[Actions to take]
- 1) Rewrite the passage of the JIRA discussion thread starting at "I like Spark’s" and ending at "real JIRA issue.", replacing "commit log" with "project history".
- 2) In the JIRA discussion thread, how much time per PR does Markus Weimer estimate the fixed effort takes for the contributor and for the committer?

[Text passage]
_ _ _ _ _

Re: Agility vs. interpretability with JIRAs

Posted by Brian Cho <ch...@gmail.com>.

I agree with Markus’s first message that generally smaller == more
reviewable for JIRAs. Taking the bait on the second message:

I’ve seen some back-and-forth about making minor code formatting changes
within a bigger PR/JIRA. I agree with Markus’s (1), that making such
changes can confuse things for the reviewer. However, the “tax” of creating
a new JIRA is large for such small changes. I worry that the cost-reward is
such that these issues will never be dealt with.

I like Spark’s solution to this. Surfing through the commit log, you can
see commits tagged as [MINOR] (e.g., [1]). These PRs keep JIRA completely
out of the equation. I think this will reduce the temptation to make such
changes within a real JIRA issue.

Do other folks also see the need for a JIRA-less [MINOR] tag?

[1] https://github.com/apache/spark/pull/8265 /
https://github.com/apache/spark/pull/8265


On Mon, Aug 24, 2015 at 7:20 AM, Markus Weimer <ma...@weimo.de> wrote:

> Uhm, I did not mean to preempt this discussion :-) I think that we in
> fact have a lot of ceremonial overhead in our current JIRA<->GitHub
> approach. Maybe we can automate some of it? Or just stop doing other parts?
>
> Markus
>
>
> On 2015-08-19 14:42, Markus Weimer wrote:
> > Hi,
> >
> > On 2015-08-19 13:23, Dhruv Mahajan wrote:
> >> I want to know if other people also feel that there is a trade-off
> >> here between agility and maintaining logs properly especially with
> >> things being in early stages and dynamic.
> >
> > I agree that there is a trade-off here, but I don't agree that it is
> > between agility and maintaining logs:
> >
> > As you said, each PR comes with a fixed effort: The contributor has to
> > prepare a neat branch, write a concise and meaningful commit
> > message and do the JIRA and GitHub stuff. The committer has to build,
> > test, rebase and merge the code as well as edit the commit message
> > and JIRA. My guestimate is that this effort is ~30 minutes each for
> > contributor and committer.

_ _ _ _ _

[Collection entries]
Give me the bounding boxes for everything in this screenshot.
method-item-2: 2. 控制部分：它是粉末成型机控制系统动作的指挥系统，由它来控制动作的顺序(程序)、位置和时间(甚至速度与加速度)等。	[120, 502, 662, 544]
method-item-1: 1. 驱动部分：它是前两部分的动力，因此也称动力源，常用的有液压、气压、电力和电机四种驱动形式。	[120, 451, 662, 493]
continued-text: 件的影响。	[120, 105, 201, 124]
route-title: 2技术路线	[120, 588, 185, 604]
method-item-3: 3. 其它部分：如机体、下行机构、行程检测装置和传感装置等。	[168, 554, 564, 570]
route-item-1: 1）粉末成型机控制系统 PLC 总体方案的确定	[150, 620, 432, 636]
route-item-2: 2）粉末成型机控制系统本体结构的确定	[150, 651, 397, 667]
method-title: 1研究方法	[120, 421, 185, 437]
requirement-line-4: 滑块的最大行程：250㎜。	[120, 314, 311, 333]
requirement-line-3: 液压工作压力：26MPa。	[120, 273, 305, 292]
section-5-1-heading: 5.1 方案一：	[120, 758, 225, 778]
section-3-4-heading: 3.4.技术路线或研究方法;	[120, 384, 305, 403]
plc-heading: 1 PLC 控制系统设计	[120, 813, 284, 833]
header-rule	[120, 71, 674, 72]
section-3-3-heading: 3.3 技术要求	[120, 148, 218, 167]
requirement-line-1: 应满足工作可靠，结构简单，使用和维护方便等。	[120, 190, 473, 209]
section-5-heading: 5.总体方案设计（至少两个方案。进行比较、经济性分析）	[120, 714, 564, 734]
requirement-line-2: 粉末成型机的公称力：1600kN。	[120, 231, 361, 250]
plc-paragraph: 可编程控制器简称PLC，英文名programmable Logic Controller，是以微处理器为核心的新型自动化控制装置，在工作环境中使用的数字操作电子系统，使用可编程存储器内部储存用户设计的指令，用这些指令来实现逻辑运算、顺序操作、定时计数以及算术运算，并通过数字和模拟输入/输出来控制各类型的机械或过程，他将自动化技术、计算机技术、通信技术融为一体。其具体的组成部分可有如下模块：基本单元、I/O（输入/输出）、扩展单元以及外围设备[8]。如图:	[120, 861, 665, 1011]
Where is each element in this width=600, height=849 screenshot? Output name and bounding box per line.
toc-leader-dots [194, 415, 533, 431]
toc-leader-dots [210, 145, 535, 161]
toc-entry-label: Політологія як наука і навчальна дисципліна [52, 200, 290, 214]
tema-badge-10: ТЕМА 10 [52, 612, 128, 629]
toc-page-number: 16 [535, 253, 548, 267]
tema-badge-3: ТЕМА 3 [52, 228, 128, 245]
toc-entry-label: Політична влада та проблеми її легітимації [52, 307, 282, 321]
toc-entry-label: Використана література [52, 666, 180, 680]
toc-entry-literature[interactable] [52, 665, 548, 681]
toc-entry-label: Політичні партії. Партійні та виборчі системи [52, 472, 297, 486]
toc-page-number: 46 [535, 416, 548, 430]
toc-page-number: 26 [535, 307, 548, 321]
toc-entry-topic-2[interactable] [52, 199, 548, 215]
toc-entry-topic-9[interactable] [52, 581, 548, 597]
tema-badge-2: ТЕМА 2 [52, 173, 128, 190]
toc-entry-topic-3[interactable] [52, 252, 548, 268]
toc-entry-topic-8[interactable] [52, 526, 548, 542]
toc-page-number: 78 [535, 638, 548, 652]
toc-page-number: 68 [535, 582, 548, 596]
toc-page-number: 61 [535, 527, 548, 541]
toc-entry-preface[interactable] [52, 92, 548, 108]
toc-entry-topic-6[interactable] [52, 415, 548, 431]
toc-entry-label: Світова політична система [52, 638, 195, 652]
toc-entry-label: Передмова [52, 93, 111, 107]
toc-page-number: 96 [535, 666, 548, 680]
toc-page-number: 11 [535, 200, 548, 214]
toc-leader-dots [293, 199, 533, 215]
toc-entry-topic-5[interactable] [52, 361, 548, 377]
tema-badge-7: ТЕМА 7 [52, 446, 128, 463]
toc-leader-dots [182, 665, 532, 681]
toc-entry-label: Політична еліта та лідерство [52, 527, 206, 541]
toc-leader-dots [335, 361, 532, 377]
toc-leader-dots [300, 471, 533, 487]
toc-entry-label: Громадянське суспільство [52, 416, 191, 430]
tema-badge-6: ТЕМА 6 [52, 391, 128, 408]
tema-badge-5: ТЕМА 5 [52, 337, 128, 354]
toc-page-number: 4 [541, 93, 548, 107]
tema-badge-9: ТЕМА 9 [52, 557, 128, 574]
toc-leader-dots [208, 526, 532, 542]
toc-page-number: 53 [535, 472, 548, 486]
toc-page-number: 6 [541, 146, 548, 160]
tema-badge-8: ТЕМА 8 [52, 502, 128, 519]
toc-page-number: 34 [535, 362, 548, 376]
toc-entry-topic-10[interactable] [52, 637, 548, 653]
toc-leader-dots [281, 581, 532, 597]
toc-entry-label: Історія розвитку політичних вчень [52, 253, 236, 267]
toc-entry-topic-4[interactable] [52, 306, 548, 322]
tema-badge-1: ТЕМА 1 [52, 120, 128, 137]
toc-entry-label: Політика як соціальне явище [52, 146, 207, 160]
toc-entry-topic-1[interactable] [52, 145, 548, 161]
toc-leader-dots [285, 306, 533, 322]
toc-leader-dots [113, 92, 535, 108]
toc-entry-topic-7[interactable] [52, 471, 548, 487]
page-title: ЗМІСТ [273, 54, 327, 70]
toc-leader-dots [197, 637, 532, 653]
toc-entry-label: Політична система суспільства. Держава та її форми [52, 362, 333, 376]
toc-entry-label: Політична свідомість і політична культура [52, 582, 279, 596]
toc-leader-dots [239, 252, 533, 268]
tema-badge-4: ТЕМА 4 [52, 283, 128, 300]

_ _ _ _ _

[Results in order]
- 1)
I like Spark’s solution to this. Surfing through the project history, you can
see commits tagged as [MINOR] (e.g., [1]). These PRs keep JIRA completely
out of the equation. I think this will reduce the temptation to make such
changes within a real JIRA issue.

- 2) About 30 minutes each.